Text for analysis —
· · · ·

Finally, we set out to identify a suitable animal model that mimics tTG’s association with human CAA and to obtain more insight into the role of tTG in the pathogenesis of CAA. In Chapter 5, we investigated the distribution pattern of both tTG and its activity in two well-known AD mouse models. For this purpose, we used the APPswe/PS1ΔE9 (APP/PS1) mice that show early onset and fast progressing Aβ pathology and the APP23 mouse model that displays a later onset in age and slower progression of pathology. We observed that tTG and tTG activity were present in both mouse models in SPs and associated astrocytes as well as in CAA, already early in the development of pathology. However, the distribution of tTG in mice was different from the distribution in human AD tissue. Therefore, we conclude that although tTG seems to have a role from the start of Aβ pathology, these results cannot be directly translated to the human situation.

· · · ·

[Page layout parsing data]

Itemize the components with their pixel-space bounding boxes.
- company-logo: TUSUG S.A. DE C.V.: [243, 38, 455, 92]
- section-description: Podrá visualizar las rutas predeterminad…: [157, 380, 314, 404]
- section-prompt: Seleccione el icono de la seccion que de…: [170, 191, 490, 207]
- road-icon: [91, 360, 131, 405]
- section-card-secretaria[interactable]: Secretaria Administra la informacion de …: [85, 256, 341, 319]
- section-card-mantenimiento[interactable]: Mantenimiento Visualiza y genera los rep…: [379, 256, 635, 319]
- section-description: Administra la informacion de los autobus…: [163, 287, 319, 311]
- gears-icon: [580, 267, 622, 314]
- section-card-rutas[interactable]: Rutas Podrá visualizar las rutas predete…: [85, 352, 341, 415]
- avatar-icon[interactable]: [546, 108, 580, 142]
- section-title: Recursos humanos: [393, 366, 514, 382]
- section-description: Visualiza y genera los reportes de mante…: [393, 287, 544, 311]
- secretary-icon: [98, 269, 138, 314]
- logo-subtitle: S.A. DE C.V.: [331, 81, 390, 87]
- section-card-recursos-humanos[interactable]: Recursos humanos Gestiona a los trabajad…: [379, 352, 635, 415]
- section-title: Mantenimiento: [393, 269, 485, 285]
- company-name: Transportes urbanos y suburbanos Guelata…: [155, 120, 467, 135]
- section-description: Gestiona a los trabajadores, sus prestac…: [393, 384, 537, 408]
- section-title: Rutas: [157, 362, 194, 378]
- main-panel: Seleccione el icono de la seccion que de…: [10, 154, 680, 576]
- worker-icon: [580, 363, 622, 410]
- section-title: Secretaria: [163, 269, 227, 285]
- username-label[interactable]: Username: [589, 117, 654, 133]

· · · ·

Required actions —
a – According to the passage on tTG in mouse models, which mouse model shows a later onset in age and slower progression of pathology?
b – Extend the passage on tTG in mouse models, starting after its last sentence.
This material comes from a source unrelated to the passage on tTG in mouse models.

Set of answers —
a – The APP23 mouse model.

b –
In Chapter 6 the results of this thesis are summarised and discussed. In this thesis we demonstrated that both tTG and FXIIIa can play a role in different aspects of the development of CAA. In early stage CAA, locally elevated levels of Aβ can lead to increased secretion of tTG and ApoE. Subsequently, tTG may cross-link ApoE and decrease the protective activity of ApoE against Aβ-induced cell death. Furthermore, tTG may be involved in ECM cross-linking, which may lead to vessel wall remodelling. Future studies are required to determine the effects of vessel wall remodelling on the onset and/or development of CAA. The vessel wall degeneration in CAA may result in BBB leakage, and FXIIIa leakage from the blood into the vessel wall. FXIIIa may then form complexes with Aβ, contributing to Aβ deposition in the vessel wall. More research is necessary to unravel the exact roles of both tTG and FXIIIa activity in CAA and at what stage of CAA pathology the TGs come into play. Unfortunately, the mouse models studied in this thesis are not sufficient to study these questions. Other models, both in vitro and in vivo, are needed for future studies to evaluate the use of tTG and FXIIIa as therapeutically targets and design therapies that may prevent or delay CAA development in vivo.